» TASK DESCRIPTION
Each entry below must be repeated exactly, with pictures left out.

» RECORD LIST
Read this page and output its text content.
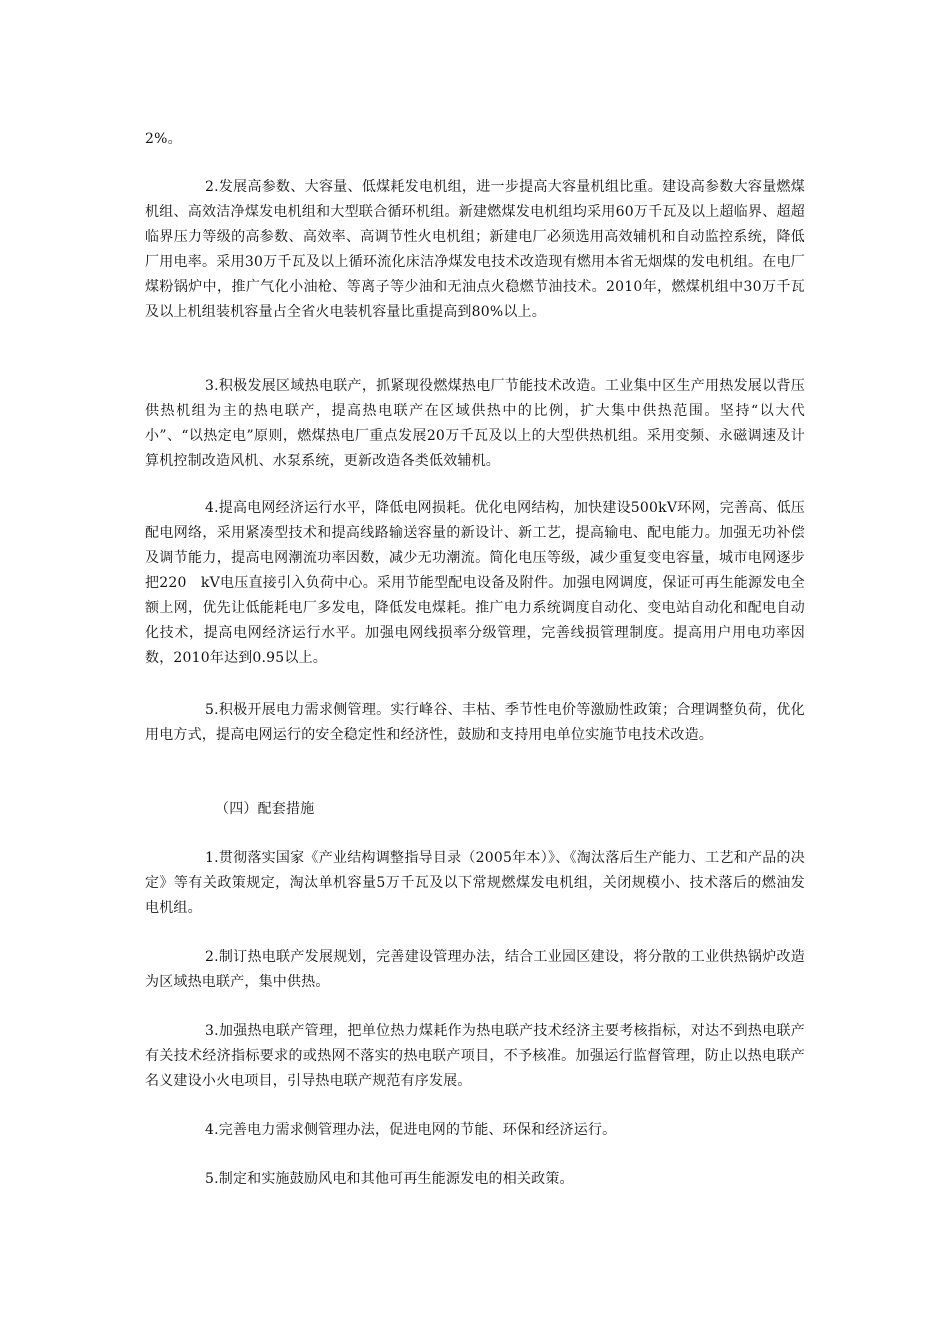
2%。

2.发展高参数、大容量、低煤耗发电机组，进一步提高大容量机组比重。建设高参数大容量燃煤机组、高效洁净煤发电机组和大型联合循环机组。新建燃煤发电机组均采用60万千瓦及以上超临界、超超临界压力等级的高参数、高效率、高调节性火电机组；新建电厂必须选用高效辅机和自动监控系统，降低厂用电率。采用30万千瓦及以上循环流化床洁净煤发电技术改造现有燃用本省无烟煤的发电机组。在电厂煤粉锅炉中，推广气化小油枪、等离子等少油和无油点火稳燃节油技术。2010年，燃煤机组中30万千瓦及以上机组装机容量占全省火电装机容量比重提高到80%以上。

3.积极发展区域热电联产，抓紧现役燃煤热电厂节能技术改造。工业集中区生产用热发展以背压供热机组为主的热电联产，提高热电联产在区域供热中的比例，扩大集中供热范围。坚持“以大代小”、“以热定电”原则，燃煤热电厂重点发展20万千瓦及以上的大型供热机组。采用变频、永磁调速及计算机控制改造风机、水泵系统，更新改造各类低效辅机。

4.提高电网经济运行水平，降低电网损耗。优化电网结构，加快建设500kV环网，完善高、低压配电网络，采用紧凑型技术和提高线路输送容量的新设计、新工艺，提高输电、配电能力。加强无功补偿及调节能力，提高电网潮流功率因数，减少无功潮流。简化电压等级，减少重复变电容量，城市电网逐步把220　kV电压直接引入负荷中心。采用节能型配电设备及附件。加强电网调度，保证可再生能源发电全额上网，优先让低能耗电厂多发电，降低发电煤耗。推广电力系统调度自动化、变电站自动化和配电自动化技术，提高电网经济运行水平。加强电网线损率分级管理，完善线损管理制度。提高用户用电功率因数，2010年达到0.95以上。

5.积极开展电力需求侧管理。实行峰谷、丰枯、季节性电价等激励性政策；合理调整负荷，优化用电方式，提高电网运行的安全稳定性和经济性，鼓励和支持用电单位实施节电技术改造。

（四）配套措施

1.贯彻落实国家《产业结构调整指导目录（2005年本）》、《淘汰落后生产能力、工艺和产品的决定》等有关政策规定，淘汰单机容量5万千瓦及以下常规燃煤发电机组，关闭规模小、技术落后的燃油发电机组。

2.制订热电联产发展规划，完善建设管理办法，结合工业园区建设，将分散的工业供热锅炉改造为区域热电联产，集中供热。

3.加强热电联产管理，把单位热力煤耗作为热电联产技术经济主要考核指标，对达不到热电联产有关技术经济指标要求的或热网不落实的热电联产项目，不予核准。加强运行监督管理，防止以热电联产名义建设小火电项目，引导热电联产规范有序发展。

4.完善电力需求侧管理办法，促进电网的节能、环保和经济运行。

5.制定和实施鼓励风电和其他可再生能源发电的相关政策。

» RESULT OF THIS EXERCISE
Read this page and output its text content.
2%。

2.发展高参数、大容量、低煤耗发电机组，进一步提高大容量机组比重。建设高参数大容量燃煤机组、高效洁净煤发电机组和大型联合循环机组。新建燃煤发电机组均采用60万千瓦及以上超临界、超超临界压力等级的高参数、高效率、高调节性火电机组；新建电厂必须选用高效辅机和自动监控系统，降低厂用电率。采用30万千瓦及以上循环流化床洁净煤发电技术改造现有燃用本省无烟煤的发电机组。在电厂煤粉锅炉中，推广气化小油枪、等离子等少油和无油点火稳燃节油技术。2010年，燃煤机组中30万千瓦及以上机组装机容量占全省火电装机容量比重提高到80%以上。

3.积极发展区域热电联产，抓紧现役燃煤热电厂节能技术改造。工业集中区生产用热发展以背压供热机组为主的热电联产，提高热电联产在区域供热中的比例，扩大集中供热范围。坚持“以大代小”、“以热定电”原则，燃煤热电厂重点发展20万千瓦及以上的大型供热机组。采用变频、永磁调速及计算机控制改造风机、水泵系统，更新改造各类低效辅机。

4.提高电网经济运行水平，降低电网损耗。优化电网结构，加快建设500kV环网，完善高、低压配电网络，采用紧凑型技术和提高线路输送容量的新设计、新工艺，提高输电、配电能力。加强无功补偿及调节能力，提高电网潮流功率因数，减少无功潮流。简化电压等级，减少重复变电容量，城市电网逐步把220　kV电压直接引入负荷中心。采用节能型配电设备及附件。加强电网调度，保证可再生能源发电全额上网，优先让低能耗电厂多发电，降低发电煤耗。推广电力系统调度自动化、变电站自动化和配电自动化技术，提高电网经济运行水平。加强电网线损率分级管理，完善线损管理制度。提高用户用电功率因数，2010年达到0.95以上。

5.积极开展电力需求侧管理。实行峰谷、丰枯、季节性电价等激励性政策；合理调整负荷，优化用电方式，提高电网运行的安全稳定性和经济性，鼓励和支持用电单位实施节电技术改造。

（四）配套措施

1.贯彻落实国家《产业结构调整指导目录（2005年本）》、《淘汰落后生产能力、工艺和产品的决定》等有关政策规定，淘汰单机容量5万千瓦及以下常规燃煤发电机组，关闭规模小、技术落后的燃油发电机组。

2.制订热电联产发展规划，完善建设管理办法，结合工业园区建设，将分散的工业供热锅炉改造为区域热电联产，集中供热。

3.加强热电联产管理，把单位热力煤耗作为热电联产技术经济主要考核指标，对达不到热电联产有关技术经济指标要求的或热网不落实的热电联产项目，不予核准。加强运行监督管理，防止以热电联产名义建设小火电项目，引导热电联产规范有序发展。

4.完善电力需求侧管理办法，促进电网的节能、环保和经济运行。

5.制定和实施鼓励风电和其他可再生能源发电的相关政策。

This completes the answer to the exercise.